── Records provided
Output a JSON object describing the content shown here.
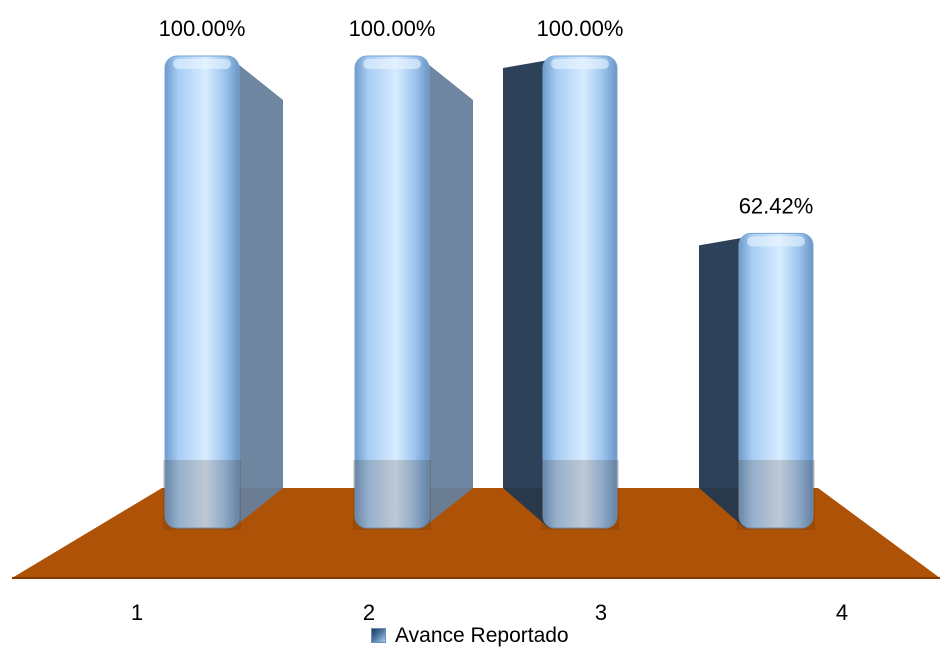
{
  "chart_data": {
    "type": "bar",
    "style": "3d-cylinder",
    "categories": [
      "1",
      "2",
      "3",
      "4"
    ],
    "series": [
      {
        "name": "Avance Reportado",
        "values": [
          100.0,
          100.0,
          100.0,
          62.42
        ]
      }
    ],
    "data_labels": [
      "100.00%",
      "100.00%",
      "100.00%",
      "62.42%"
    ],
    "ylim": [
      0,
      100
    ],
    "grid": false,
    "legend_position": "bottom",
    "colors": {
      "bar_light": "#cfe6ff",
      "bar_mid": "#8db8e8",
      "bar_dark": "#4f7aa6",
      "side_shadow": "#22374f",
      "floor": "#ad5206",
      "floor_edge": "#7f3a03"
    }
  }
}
────
── Records provided
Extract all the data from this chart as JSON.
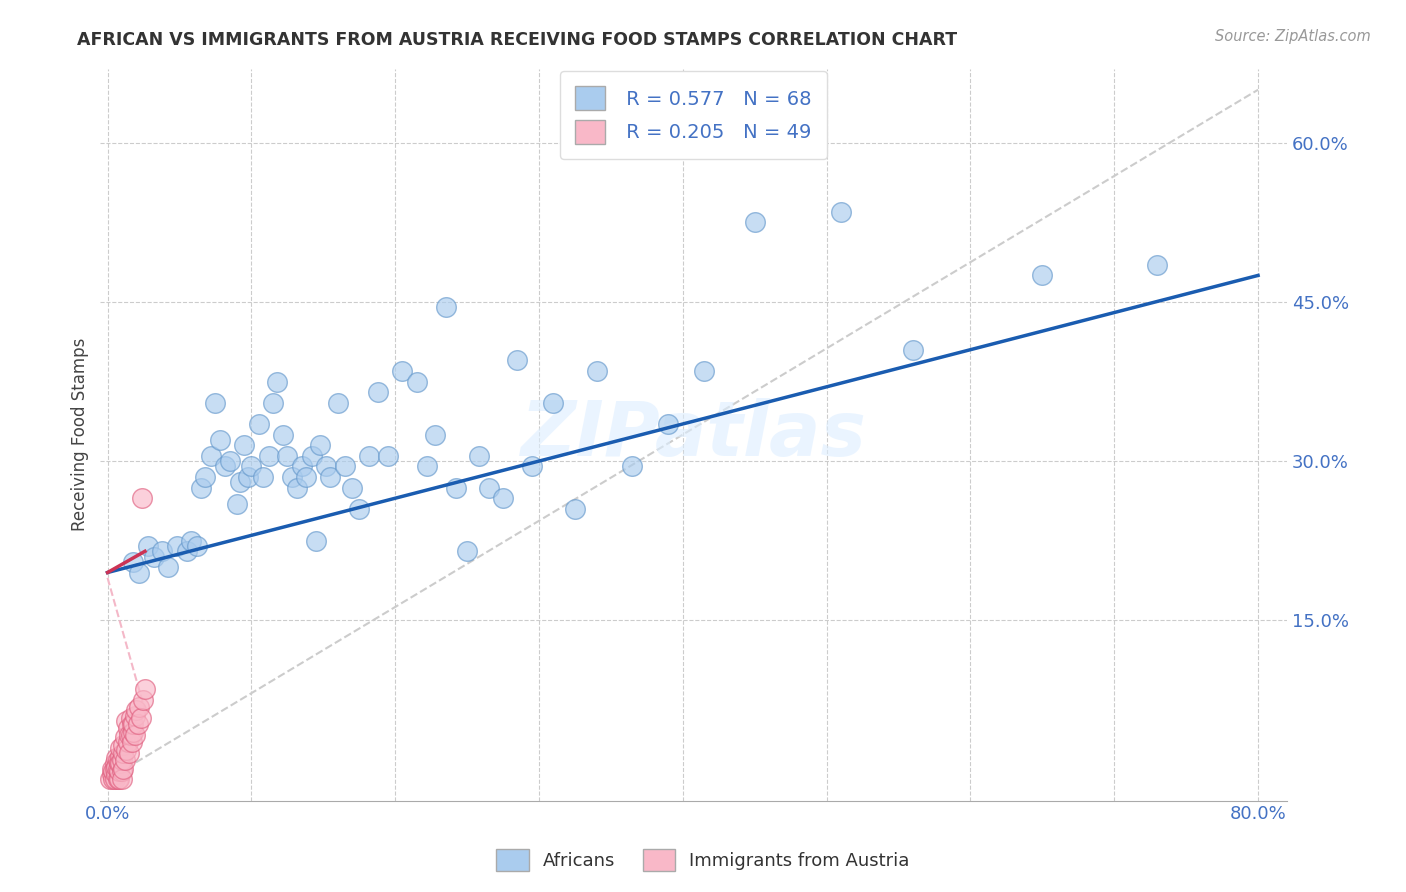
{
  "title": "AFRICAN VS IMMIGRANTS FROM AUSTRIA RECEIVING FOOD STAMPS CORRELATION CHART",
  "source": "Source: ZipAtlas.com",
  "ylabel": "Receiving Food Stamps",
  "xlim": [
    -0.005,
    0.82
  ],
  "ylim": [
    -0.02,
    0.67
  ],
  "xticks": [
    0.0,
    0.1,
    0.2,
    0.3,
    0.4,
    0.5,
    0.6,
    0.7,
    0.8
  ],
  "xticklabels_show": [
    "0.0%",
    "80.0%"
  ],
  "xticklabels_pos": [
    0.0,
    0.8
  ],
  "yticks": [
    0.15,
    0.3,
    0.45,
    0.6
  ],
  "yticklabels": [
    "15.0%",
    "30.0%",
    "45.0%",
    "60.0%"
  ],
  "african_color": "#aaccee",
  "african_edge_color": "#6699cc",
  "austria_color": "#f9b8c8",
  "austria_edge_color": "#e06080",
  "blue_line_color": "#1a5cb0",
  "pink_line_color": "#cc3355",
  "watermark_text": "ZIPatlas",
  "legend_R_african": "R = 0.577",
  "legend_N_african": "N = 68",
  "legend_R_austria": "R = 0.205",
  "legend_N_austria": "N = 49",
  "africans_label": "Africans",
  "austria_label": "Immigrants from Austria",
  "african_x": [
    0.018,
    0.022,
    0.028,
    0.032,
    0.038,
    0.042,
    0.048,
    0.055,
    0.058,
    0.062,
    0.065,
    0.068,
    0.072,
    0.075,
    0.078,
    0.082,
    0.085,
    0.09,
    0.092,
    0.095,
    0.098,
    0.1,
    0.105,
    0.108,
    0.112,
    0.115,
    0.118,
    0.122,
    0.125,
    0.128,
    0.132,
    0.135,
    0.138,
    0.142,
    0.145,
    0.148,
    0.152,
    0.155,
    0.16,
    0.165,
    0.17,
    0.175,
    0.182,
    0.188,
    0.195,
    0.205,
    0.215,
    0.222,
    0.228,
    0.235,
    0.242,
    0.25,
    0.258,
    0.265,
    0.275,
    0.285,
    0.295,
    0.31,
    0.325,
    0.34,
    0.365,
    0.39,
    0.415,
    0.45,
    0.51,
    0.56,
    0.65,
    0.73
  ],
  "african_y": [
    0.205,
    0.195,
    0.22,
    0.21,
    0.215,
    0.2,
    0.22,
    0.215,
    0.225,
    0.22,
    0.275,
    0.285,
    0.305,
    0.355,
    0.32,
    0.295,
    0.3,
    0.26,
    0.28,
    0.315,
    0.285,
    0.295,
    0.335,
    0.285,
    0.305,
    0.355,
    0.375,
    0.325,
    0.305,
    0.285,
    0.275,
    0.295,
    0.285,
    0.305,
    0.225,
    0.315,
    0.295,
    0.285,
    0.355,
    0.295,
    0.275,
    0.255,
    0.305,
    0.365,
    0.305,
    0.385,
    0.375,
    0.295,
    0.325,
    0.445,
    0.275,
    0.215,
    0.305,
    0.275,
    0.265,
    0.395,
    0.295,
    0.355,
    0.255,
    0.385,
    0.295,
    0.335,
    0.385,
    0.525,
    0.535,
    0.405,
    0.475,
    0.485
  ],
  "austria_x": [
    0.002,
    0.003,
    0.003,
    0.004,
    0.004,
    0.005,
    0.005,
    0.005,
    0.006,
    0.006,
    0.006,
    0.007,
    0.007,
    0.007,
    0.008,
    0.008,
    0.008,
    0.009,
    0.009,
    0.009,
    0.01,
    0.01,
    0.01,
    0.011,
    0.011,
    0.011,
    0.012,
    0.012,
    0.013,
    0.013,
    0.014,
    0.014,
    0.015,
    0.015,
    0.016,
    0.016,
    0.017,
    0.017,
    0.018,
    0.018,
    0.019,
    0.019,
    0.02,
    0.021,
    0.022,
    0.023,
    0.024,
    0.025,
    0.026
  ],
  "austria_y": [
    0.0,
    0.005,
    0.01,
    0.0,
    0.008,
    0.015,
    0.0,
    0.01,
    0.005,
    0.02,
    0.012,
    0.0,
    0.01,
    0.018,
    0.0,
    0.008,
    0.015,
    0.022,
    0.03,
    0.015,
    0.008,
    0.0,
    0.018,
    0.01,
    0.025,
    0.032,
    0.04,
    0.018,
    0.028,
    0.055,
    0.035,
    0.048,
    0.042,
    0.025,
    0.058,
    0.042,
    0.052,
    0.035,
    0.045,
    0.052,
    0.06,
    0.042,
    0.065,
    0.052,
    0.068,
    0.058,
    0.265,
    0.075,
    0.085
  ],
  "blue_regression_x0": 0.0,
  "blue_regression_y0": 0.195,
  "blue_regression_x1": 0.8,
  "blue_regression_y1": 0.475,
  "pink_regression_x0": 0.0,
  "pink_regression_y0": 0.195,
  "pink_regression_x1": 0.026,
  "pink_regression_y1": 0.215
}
────
── Records provided
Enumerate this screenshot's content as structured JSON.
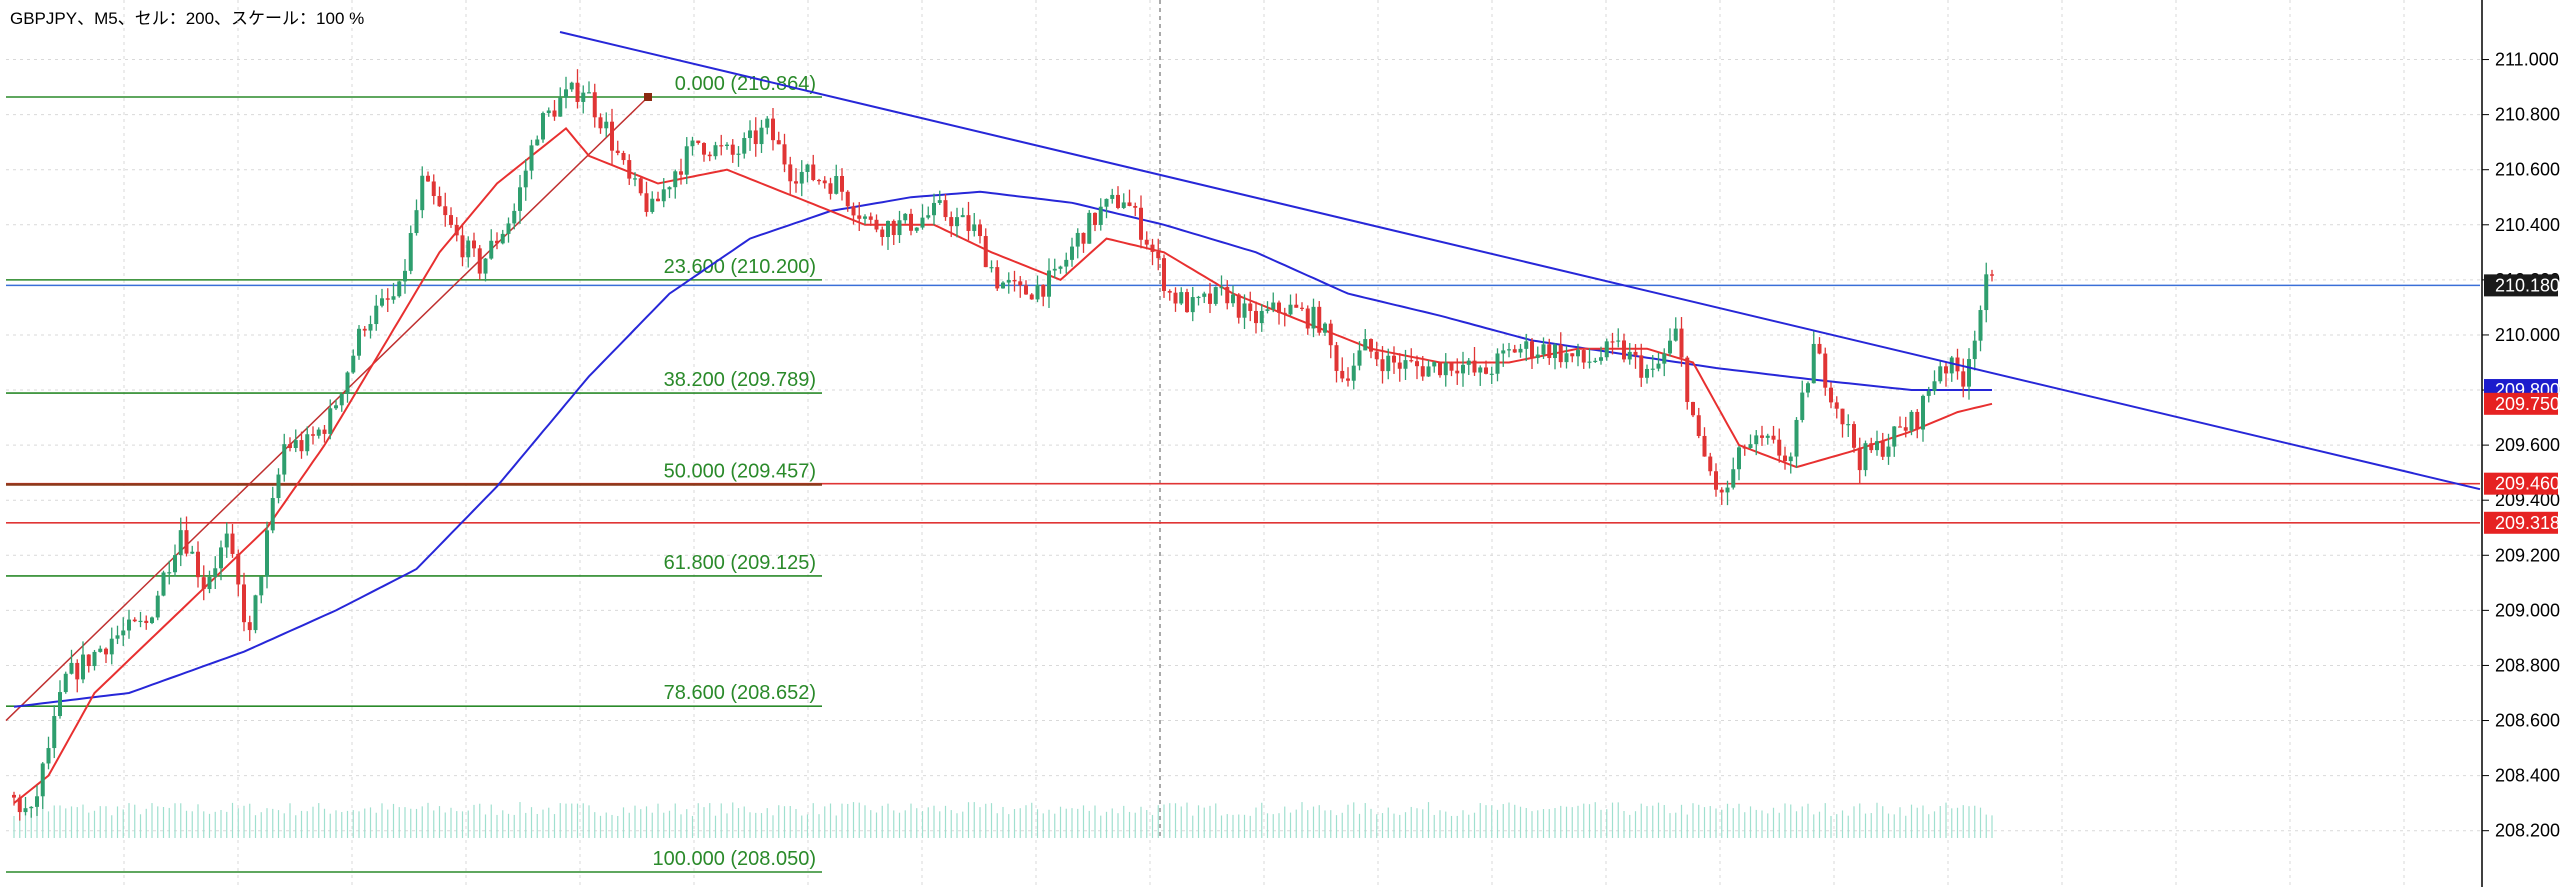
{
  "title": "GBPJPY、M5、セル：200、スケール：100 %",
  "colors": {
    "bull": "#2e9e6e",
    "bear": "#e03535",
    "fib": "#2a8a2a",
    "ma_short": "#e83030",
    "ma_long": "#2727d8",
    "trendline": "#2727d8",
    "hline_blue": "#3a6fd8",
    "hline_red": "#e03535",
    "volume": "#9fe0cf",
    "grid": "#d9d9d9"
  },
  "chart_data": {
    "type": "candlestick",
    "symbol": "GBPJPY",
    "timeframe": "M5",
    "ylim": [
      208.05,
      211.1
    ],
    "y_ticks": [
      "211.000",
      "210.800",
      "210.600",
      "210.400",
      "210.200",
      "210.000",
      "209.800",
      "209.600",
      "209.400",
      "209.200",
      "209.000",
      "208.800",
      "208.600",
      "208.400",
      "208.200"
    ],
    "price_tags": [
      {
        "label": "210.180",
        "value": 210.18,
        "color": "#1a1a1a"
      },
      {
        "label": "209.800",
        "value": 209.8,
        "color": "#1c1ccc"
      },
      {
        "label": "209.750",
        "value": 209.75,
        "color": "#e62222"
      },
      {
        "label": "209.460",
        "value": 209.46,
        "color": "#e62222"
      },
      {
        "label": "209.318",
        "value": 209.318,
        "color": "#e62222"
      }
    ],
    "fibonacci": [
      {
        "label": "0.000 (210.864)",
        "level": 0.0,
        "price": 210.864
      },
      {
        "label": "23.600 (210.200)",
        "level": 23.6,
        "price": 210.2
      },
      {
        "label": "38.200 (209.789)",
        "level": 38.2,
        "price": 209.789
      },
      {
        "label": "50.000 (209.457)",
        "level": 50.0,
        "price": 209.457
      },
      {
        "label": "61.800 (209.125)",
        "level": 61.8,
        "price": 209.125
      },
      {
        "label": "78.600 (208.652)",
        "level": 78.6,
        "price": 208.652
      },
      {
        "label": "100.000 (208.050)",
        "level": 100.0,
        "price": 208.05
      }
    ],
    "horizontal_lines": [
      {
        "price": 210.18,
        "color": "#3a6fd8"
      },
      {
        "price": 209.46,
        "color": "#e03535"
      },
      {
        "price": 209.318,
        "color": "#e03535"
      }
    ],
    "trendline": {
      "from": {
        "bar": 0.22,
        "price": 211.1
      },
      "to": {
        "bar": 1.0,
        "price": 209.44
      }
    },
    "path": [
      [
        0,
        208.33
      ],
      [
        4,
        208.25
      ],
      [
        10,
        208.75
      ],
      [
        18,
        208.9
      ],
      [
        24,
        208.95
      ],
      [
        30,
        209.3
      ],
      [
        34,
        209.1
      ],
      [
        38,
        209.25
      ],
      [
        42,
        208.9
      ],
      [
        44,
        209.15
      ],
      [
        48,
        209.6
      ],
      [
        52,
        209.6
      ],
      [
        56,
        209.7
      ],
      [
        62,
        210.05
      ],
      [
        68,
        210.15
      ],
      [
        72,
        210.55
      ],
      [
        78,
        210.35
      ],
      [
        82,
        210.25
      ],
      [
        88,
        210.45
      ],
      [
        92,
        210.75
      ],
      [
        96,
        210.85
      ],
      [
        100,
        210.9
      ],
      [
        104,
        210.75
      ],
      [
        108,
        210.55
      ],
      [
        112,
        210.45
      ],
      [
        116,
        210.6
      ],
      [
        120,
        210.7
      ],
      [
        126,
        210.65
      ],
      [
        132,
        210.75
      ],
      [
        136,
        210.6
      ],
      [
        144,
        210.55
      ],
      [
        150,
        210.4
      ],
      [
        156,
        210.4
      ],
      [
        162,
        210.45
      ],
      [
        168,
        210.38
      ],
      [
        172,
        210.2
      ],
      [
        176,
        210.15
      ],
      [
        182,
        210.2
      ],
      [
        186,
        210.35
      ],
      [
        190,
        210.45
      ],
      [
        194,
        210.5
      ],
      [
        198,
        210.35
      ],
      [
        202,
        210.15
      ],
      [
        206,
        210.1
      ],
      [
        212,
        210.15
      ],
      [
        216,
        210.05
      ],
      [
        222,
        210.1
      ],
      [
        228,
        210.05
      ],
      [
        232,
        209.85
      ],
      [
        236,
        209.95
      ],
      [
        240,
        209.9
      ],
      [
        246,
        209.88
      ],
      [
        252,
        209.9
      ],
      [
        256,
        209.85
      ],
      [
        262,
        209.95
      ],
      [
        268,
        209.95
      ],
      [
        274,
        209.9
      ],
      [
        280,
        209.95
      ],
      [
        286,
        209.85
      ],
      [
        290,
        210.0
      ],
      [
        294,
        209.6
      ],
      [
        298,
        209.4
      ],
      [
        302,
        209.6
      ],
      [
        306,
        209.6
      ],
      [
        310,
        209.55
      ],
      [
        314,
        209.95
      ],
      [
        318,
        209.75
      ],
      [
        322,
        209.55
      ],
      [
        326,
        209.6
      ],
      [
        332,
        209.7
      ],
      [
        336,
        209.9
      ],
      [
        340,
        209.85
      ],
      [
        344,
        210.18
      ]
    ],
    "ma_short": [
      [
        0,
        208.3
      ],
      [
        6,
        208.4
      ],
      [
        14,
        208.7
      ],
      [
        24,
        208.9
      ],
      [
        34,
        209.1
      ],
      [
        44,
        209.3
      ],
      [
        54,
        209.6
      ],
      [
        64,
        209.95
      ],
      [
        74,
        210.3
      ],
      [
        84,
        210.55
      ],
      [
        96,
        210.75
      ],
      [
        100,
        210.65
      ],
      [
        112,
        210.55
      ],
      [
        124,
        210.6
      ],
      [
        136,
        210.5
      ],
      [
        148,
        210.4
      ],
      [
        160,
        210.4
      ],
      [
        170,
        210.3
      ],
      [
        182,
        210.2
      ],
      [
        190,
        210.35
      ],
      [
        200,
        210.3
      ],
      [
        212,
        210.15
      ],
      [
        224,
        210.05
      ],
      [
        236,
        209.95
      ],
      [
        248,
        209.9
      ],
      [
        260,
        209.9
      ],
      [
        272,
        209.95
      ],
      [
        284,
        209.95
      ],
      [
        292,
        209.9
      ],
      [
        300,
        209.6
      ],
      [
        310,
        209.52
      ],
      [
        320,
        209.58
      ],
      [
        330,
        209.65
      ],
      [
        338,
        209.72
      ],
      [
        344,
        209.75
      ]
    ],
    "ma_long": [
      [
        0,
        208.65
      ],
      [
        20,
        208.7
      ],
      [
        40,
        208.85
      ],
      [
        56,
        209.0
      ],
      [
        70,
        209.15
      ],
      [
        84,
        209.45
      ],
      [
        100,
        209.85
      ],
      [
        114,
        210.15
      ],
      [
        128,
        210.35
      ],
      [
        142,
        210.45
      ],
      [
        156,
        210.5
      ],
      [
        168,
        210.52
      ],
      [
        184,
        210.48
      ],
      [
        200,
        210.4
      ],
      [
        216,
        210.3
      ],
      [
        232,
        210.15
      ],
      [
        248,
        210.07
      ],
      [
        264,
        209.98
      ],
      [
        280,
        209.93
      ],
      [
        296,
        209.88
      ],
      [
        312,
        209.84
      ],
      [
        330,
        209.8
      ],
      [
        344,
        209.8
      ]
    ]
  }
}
────
> What you should do
Only the count is needed: the number of lines in the data that include the word "level".

> Written reply
7